╭─ Working data

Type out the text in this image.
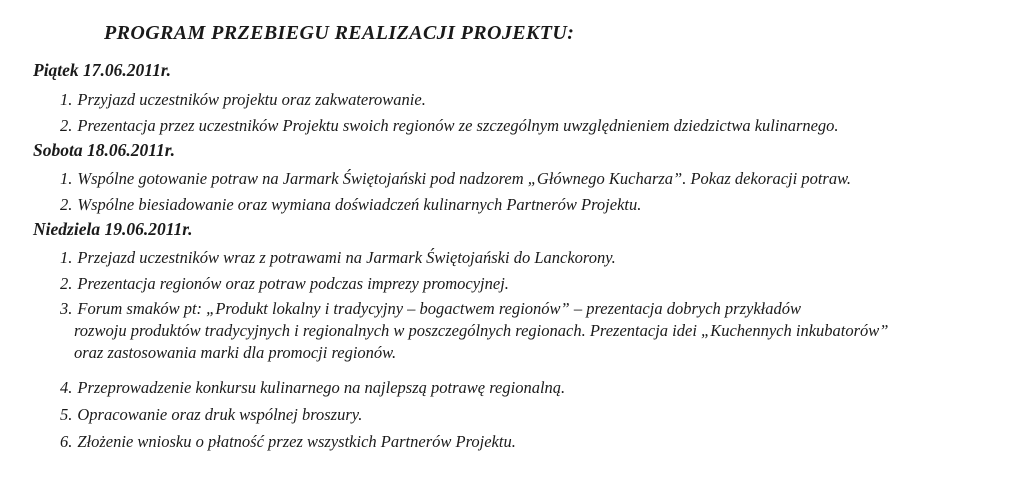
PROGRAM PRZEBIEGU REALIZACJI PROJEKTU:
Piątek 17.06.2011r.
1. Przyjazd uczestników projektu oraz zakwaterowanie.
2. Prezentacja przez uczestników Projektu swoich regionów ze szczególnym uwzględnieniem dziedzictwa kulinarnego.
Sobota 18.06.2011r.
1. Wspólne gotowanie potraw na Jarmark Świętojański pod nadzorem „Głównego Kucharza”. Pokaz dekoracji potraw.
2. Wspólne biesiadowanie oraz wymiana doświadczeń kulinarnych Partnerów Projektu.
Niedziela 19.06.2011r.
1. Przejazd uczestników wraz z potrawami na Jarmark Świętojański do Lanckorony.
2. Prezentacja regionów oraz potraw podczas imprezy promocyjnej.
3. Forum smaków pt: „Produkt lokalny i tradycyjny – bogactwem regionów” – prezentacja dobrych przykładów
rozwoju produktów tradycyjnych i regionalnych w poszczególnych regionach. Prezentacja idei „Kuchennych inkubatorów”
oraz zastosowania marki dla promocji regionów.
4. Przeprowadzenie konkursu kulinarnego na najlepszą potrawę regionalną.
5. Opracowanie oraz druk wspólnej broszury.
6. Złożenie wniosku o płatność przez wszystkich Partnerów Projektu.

╰─

Work to do -> Pick out and copy the lines of the material that include the word "uczestników".

Complete output ->
1. Przyjazd uczestników projektu oraz zakwaterowanie.
2. Prezentacja przez uczestników Projektu swoich regionów ze szczególnym uwzględnieniem dziedzictwa kulinarnego.
1. Przejazd uczestników wraz z potrawami na Jarmark Świętojański do Lanckorony.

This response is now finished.